#### Texto em estudo:
* * *

A psicóloga Alessandra Paganoto salienta: “É muito cômodo colocar o filho numa boa escola e achar que está tudo resolvido. É preciso acompanhar o desenvolvimento da criança”.

A também psicóloga Marinalva Antônia da Silva explica que cada instituição tem seu papel social na educação da criança, e são todas muito importantes, mas os ensinamentos dos pais são a base para os filhos.

“Infelizmente, o cuidado das crianças foi sendo terceirizado, e a compensação dos pais vem através de presentes, como brinquedos, celulares e tablets. Essa é uma realidade cada vez mais comum. O que mais chega aos consultórios é a falta de limites dos filhos. Muitos pais não impõem limites e depois reclamam que a criança não está aprendendo nada na igreja e na escola”, comenta.

“Deus nos deu um privilégio, que é o de criar os nossos filhos, e isso é uma grande responsabilidade porque você vai moldar o caráter deles. A criança não vai encontrar o caminho sozinha” – Kellen Camargo Kohler, com o esposo Luiz e os filhos, Isabela e Kauã

A Bíblia diz em Salmo 127:3 que os filhos são herança do Senhor e devem ser preparados como flechas para serem lançadas pelos pais no alvo. O tiro não é certeiro na primeira tentativa. É preciso muito treino, disciplina e dedicação para alcançar o objetivo. Não exercer essa responsabilidade de educação e cuidado dada por Deus é desprezar a herança que o Pai nos deu: os filhos.

Dicas para a hora da disciplina

  • Não seja tão permissivo nem tão autoritário. A dose correta é que faz a diferença. Quando impuser um “não”, explique o motivo. Fonte: Betânia Dini, Josué Gonçalves, Alessandra Paganoto e Marinalva Antônia da Silva
  • Seja coerente. Se você grita para a criança parar de gritar, ela não vai respeitar essa ordem.
  • Comece a disciplinar seu filho desde bebê, adotando rotinas e regras, como dormir no berço e ter horário para comer, brincar e dormir. Mesmo tão pequeno, ele já vai se acostumando.
  • Na hora da correção, pense em uma disciplina que atinja a criança no comportamento que ela foi intransigente. Por exemplo: se ela bagunçou o quarto, terá cinco minutos para deixar tudo arrumado. Outra orientação é suspender um passeio, cortar parte da mesada ou até a mesada toda.

* * *

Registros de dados

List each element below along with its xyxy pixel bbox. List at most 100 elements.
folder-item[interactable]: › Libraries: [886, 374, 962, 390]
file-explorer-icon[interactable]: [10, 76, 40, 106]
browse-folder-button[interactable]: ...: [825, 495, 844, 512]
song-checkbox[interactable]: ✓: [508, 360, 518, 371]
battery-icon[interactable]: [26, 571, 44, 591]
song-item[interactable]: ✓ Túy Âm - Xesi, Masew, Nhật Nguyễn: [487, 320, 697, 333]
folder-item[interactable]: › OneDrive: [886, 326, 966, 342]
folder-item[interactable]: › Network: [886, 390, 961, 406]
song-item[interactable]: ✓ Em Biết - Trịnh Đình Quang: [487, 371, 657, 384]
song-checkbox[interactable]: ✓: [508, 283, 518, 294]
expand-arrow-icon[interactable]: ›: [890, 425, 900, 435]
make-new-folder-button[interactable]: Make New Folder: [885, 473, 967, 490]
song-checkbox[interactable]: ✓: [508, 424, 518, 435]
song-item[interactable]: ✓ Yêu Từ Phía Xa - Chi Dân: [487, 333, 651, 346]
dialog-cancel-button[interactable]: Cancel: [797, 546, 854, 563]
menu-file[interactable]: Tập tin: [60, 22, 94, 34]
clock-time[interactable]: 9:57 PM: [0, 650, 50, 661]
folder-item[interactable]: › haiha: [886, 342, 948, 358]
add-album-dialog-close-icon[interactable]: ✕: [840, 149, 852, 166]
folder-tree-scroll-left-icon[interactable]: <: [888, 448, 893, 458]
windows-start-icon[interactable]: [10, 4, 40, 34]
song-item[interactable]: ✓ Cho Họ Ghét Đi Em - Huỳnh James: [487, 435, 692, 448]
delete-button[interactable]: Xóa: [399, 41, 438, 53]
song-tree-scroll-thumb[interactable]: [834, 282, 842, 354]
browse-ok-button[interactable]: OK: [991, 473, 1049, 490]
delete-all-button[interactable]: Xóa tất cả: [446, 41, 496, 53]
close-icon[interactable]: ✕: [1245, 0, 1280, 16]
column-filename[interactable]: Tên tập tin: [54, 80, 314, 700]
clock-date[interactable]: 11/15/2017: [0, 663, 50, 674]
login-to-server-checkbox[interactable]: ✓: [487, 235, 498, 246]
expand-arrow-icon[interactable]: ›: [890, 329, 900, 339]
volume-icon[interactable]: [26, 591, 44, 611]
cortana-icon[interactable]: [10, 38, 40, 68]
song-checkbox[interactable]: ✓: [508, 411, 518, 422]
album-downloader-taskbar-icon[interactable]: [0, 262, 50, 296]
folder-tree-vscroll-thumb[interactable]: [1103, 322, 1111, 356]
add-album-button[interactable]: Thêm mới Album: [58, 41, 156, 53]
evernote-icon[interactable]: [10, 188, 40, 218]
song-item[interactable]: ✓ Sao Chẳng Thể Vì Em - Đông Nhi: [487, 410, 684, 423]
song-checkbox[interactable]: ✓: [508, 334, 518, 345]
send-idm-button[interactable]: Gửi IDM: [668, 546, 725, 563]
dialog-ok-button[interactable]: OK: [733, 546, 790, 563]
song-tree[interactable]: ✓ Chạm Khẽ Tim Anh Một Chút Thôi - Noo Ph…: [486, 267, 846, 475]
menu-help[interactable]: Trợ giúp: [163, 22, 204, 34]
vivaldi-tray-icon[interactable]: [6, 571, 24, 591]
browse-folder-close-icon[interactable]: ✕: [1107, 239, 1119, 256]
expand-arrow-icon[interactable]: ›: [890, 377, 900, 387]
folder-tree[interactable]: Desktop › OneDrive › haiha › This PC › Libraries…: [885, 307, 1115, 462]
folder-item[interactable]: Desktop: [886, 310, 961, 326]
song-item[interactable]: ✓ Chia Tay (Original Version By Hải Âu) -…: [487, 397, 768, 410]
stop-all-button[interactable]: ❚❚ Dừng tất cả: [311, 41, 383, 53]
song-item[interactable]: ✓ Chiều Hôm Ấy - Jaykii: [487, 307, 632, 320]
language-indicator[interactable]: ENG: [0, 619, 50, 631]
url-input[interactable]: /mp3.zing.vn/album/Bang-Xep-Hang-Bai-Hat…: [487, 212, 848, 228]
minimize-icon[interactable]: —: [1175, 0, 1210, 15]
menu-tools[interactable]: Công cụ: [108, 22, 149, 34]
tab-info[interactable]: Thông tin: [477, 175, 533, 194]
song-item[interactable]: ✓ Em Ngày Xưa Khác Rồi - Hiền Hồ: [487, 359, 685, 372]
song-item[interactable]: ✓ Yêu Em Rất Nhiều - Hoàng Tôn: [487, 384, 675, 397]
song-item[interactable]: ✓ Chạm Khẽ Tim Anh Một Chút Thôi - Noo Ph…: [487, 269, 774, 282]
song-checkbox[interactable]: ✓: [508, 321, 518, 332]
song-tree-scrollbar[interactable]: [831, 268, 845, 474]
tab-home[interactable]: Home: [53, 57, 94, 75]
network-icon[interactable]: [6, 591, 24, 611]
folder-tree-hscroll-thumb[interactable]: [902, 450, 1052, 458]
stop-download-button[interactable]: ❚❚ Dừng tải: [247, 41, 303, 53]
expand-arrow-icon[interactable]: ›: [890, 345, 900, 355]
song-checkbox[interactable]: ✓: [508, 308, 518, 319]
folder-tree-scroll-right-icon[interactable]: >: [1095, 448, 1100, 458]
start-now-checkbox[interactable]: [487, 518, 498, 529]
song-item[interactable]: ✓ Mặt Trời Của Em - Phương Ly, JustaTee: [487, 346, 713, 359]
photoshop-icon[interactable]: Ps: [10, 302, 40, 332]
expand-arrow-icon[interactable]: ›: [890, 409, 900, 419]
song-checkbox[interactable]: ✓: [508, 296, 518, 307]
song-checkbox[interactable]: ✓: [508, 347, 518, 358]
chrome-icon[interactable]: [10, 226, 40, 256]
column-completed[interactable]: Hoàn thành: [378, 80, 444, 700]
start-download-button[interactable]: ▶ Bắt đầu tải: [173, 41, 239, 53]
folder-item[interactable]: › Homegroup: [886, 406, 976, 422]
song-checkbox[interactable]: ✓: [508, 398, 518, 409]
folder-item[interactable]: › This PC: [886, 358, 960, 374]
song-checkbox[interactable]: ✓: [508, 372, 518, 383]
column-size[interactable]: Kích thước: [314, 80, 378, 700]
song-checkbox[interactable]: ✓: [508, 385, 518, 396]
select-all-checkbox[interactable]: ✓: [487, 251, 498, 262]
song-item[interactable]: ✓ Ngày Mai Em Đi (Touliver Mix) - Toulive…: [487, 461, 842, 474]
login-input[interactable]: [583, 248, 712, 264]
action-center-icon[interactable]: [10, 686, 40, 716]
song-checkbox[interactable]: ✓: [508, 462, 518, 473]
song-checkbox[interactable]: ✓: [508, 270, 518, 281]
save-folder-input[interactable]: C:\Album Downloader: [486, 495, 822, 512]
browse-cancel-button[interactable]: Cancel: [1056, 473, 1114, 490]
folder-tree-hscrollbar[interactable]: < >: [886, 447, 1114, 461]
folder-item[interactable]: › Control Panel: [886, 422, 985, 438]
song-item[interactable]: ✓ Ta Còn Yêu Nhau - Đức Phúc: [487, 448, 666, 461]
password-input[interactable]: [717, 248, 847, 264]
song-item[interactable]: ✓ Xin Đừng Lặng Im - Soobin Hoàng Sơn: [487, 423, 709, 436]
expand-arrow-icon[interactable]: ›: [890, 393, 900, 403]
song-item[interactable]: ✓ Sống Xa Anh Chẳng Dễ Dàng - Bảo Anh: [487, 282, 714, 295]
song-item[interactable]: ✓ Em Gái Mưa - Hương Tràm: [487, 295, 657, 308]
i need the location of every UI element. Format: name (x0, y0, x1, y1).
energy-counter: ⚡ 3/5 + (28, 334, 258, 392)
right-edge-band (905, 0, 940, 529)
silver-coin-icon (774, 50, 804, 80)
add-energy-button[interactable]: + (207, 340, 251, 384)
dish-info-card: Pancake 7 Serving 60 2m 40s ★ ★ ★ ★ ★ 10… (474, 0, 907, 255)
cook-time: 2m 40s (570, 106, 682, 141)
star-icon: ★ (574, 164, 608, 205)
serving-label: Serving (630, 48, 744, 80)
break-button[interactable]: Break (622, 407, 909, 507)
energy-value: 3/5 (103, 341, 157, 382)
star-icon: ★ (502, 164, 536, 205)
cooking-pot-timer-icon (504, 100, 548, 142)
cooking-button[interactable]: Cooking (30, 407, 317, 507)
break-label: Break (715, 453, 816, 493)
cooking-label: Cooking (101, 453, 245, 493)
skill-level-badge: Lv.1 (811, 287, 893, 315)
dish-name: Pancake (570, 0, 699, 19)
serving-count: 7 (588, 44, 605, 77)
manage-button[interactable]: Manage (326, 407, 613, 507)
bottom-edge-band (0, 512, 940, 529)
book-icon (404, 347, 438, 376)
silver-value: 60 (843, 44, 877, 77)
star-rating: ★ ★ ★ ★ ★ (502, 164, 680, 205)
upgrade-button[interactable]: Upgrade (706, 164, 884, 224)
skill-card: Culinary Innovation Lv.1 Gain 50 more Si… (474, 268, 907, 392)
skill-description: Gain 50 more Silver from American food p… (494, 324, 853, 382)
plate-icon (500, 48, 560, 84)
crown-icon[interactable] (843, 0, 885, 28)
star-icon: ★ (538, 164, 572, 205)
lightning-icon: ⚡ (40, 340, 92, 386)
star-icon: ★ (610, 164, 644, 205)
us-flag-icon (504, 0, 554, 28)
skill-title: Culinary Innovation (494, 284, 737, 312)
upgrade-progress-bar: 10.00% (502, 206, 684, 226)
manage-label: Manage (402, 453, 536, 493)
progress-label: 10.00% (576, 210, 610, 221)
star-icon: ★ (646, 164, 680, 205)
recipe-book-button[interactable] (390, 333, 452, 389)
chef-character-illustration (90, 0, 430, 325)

* * *

#### Tarefa:
Dê prosseguimento, por favor, ao texto sobre a educação e a disciplina dos filhos, a partir do ponto em que ele termina.

#### Resposta:
  • Não corrija uma criança se você estiver irritado. É melhor deixar passar alguns minutos e esfriar a cabeça, para depois pensar no que vai fazer.
  • Um alerta: não deixe a criança de castigo trancada em um cômodo. Ela pode ter ou criar um medo, e isso é capaz de gerar mais problemas para você no futuro.
  • Existe disciplina correta/apropriada para cada faixa etária. Uma criança de 2 anos nunca vai ficar sentada por meia hora pensando no que fez de errado. Mas ela pode ficar dois minutos. A dica é aplicar os minutos de acordo com a idade.
  • Muitas crianças ficam agitadas e agressivas apenas para chamar a atenção dos pais. Então, antes de pensar em corrigir, veja se ficar com o seu filho por alguns minutos resolve.
  • Os pais devem estar sintonizados com as regras impostas em casa. O pai não pode dar uma ordem e a mãe dar outra. Se houver discordâncias, nunca mostre isso na frente da criança. Os pais devem conversar reservadamente.
  • Se a criança fica boa parte do tempo na casa dos avós, por exemplo, seja claro para os demais parentes quais são as regras da família. Assim, ela não ficará em dúvida sobre o que pode e o que não pode.
  • Com pré-adolescentes, os pais já podem fazer com que eles participem do estabelecimento das consequências da quebra da regra. Por exemplo: na hora que for sair para um passeio, o próprio filho pode dizer que tipo de punição terá se não chegar no horário combinado. Ele vai ficar atento.

Erros na educação das crianças

  • Os pais querem ser “amiguinhos” dos filhos
  • Os pais querem aceitação dos filhos.
  • Muitos pais terceirizam a responsabilidade de educar.
  • Os pais não questionam as atitudes dos seus filhos.
  • O comportamento de muitos pais não condiz com seu próprio discurso (faça o que eu digo e não faça o que eu faço)

Esta matéria foi publicada originalmente na edição 238 da Revista Comunhão, de Julho de 2017. As pessoas ouvidas e/ou citadas podem não estar mais nas situações, cargos e instituições que ocupavam na época, assim como suas opiniões e os fatos narrados referem-se às circunstâncias e ao contexto de então.